- _TEXT BLOCK_:
* * * * *
When a porch collapses and kills a dozen people, is the problem the hammer and nails? Sometimes, but more often than not, it's the idiot who built the porch. Don't blame the tool when the problem is the people using it.
Why's everybody so negative? (Score:5, Insightful)
The page can scale to fit the screen, smoothly. That's another thing I like about Flash is that I no longer need to develop for multi-resolution displays. If you haven't developed a website for a corporation, or somebody who's just really picky, then you have no idea what a headache it is to try to please everybody with HTML in the state that it's in. HTML gives you tables you can scale, so there are a few tricks you can do there. You can even scale images in HTML, but the browsers don't do any kind of filtering, so it looks like a crummy Playstation texture. Flash beats HTML there. It'll anti-alias re-scaled iamges. Plus it has vector drawing capabilities which can be quite useful in nice, simple design without being hard on bandwidth.
Adding little animation and stuff to a page is nice, but I agree that it's obnoxious on some sites. I remember in the early days of the web, people had some really strange taste in colors and dizzying backgrounds. I think eventually people settled into what's tasteful, and that will happen with Flash too. Animation can be a useful interface tool. Remember that when you you are designing a site, you're expressing message to your customer. I'll give you an example, there's a forum I go to where people have artwork that they want put into a permanent gallery. He used Flash to do a bar-chart of the number of votes. To do that with HTML, you'd have to have a program on the server creating the charts for you.
Flash is yet another tool in your toolset, not a cockroach. Yes, people abuse it. I think once the gimmick features of it wear away, the more interesting uses of Flash will surface. It's a broad tool that is cross-platform. If HTML had even some of the capabilites that Flash has, I probably would have stayed as a web developer.
* * * * *
- _TASK_: Print the passage from the comment on Flash starting at the words "Why's everybody so" and ending after the words "hard on bandwidth.". The listing that follows comes from a separate source.

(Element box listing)
* * * * *
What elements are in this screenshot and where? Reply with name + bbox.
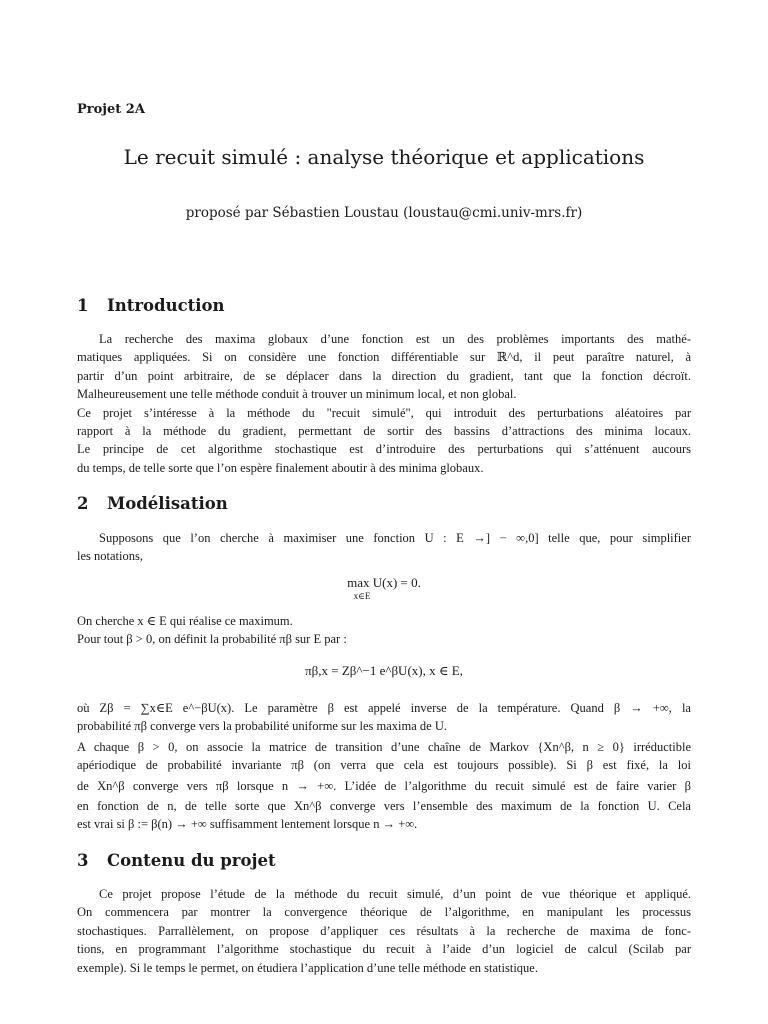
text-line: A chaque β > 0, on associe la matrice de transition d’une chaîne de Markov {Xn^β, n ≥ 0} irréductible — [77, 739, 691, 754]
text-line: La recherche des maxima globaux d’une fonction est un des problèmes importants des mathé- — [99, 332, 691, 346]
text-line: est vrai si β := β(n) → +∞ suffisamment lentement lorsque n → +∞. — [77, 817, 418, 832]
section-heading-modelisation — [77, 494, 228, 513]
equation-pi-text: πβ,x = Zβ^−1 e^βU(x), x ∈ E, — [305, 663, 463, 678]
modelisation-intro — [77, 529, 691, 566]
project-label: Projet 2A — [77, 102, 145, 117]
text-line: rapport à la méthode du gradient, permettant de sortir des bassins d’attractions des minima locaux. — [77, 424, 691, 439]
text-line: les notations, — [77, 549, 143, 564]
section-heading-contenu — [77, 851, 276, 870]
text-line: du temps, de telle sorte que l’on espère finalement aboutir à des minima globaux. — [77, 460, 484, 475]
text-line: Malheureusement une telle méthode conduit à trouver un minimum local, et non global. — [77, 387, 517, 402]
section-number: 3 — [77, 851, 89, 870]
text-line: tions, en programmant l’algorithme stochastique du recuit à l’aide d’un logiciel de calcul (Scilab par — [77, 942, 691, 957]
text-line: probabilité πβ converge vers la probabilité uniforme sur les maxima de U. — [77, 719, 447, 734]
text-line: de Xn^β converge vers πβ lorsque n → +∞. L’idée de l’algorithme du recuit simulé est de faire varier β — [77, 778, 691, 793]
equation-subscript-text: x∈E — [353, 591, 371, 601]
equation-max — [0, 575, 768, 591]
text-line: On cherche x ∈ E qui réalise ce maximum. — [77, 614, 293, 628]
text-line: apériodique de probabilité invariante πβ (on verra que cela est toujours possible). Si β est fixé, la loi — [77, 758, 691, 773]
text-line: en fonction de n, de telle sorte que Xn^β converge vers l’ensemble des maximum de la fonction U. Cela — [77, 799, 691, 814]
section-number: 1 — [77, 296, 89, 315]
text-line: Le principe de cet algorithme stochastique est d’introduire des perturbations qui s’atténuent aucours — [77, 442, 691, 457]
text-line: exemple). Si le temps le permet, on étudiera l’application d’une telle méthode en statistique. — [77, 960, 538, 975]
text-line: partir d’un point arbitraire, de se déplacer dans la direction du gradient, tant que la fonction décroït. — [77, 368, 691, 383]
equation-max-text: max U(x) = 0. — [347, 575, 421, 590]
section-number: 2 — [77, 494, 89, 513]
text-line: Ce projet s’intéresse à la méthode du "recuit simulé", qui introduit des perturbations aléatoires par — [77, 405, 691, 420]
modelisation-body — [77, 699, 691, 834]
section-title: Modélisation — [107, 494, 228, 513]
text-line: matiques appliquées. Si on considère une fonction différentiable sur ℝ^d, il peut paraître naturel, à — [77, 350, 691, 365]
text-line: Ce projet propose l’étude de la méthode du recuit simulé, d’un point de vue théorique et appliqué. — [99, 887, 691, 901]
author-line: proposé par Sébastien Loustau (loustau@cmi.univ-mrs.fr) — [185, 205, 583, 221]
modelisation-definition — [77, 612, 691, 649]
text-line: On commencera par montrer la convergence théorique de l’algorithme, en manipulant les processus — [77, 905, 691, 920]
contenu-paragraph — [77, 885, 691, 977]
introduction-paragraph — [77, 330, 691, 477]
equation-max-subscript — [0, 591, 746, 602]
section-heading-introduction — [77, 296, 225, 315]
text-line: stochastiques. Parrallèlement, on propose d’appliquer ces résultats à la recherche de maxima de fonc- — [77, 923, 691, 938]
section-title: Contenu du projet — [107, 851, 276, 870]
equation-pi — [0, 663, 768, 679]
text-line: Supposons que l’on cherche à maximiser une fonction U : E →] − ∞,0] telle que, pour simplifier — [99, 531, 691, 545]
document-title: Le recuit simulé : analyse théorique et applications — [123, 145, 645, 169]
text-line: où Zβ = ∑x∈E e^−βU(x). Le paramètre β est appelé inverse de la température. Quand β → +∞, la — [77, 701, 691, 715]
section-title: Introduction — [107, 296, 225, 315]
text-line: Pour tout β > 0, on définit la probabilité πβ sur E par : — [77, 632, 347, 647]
* * * * *
- _IN RESPONSE_:
Why's everybody so negative? (Score:5, Insightful)
The page can scale to fit the screen, smoothly. That's another thing I like about Flash is that I no longer need to develop for multi-resolution displays. If you haven't developed a website for a corporation, or somebody who's just really picky, then you have no idea what a headache it is to try to please everybody with HTML in the state that it's in. HTML gives you tables you can scale, so there are a few tricks you can do there. You can even scale images in HTML, but the browsers don't do any kind of filtering, so it looks like a crummy Playstation texture. Flash beats HTML there. It'll anti-alias re-scaled iamges. Plus it has vector drawing capabilities which can be quite useful in nice, simple design without being hard on bandwidth.